>> start

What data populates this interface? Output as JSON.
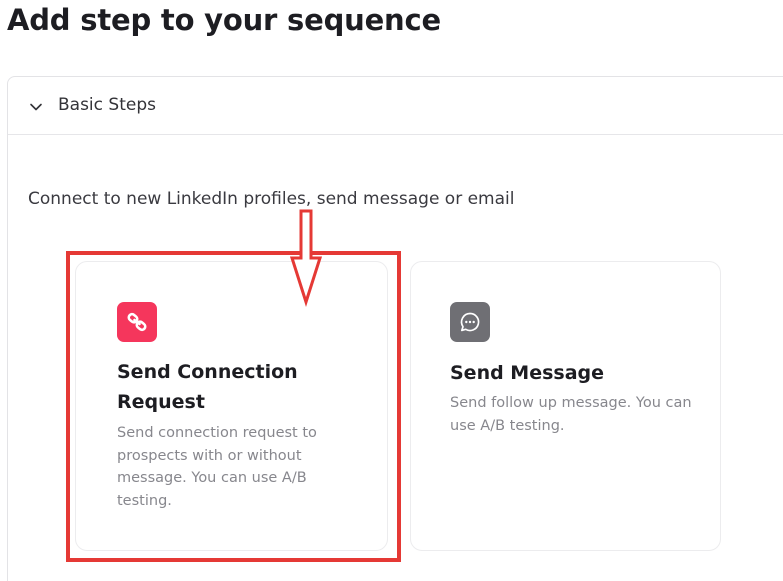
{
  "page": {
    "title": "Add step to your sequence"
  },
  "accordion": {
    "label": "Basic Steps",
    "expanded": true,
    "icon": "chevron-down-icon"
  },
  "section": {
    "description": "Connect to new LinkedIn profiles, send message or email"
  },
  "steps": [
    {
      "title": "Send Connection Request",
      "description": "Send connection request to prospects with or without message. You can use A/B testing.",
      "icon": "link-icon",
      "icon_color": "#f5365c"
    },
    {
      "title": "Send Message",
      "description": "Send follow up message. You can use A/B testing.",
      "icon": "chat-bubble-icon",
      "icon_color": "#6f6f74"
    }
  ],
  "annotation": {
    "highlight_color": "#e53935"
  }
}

>> end
>> start

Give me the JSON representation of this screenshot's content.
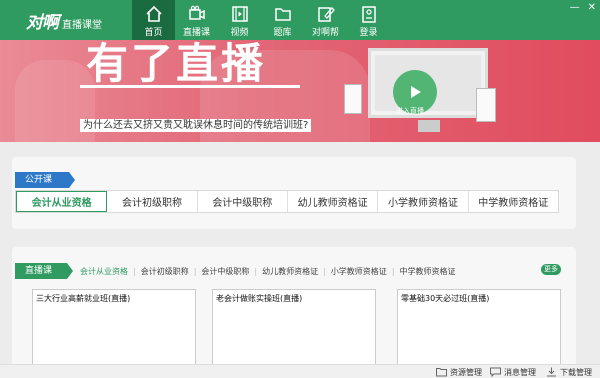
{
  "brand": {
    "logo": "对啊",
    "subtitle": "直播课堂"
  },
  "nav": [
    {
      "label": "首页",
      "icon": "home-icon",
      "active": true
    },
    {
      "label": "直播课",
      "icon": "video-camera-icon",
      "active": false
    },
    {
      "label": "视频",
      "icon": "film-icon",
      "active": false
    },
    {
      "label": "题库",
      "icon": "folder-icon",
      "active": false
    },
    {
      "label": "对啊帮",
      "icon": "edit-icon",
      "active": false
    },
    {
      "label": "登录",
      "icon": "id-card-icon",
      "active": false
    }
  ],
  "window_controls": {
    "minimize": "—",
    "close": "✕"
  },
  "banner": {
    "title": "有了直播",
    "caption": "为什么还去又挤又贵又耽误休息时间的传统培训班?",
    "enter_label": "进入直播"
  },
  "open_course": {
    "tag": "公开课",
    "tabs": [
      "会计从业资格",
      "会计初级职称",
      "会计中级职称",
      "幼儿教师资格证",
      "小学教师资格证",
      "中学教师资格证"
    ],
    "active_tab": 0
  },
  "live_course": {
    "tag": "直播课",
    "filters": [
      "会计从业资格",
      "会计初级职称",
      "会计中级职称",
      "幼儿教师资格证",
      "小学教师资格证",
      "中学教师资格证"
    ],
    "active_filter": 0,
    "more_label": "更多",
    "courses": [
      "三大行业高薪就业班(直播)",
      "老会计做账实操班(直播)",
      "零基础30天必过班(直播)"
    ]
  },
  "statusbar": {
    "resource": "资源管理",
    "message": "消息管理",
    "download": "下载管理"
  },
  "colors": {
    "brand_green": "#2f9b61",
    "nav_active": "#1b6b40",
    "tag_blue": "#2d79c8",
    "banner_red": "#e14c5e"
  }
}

>> end

■ **What you need to do**
Report how many lines above hold the string "description", giving nothing but the number.

■ **Solution for this problem**
3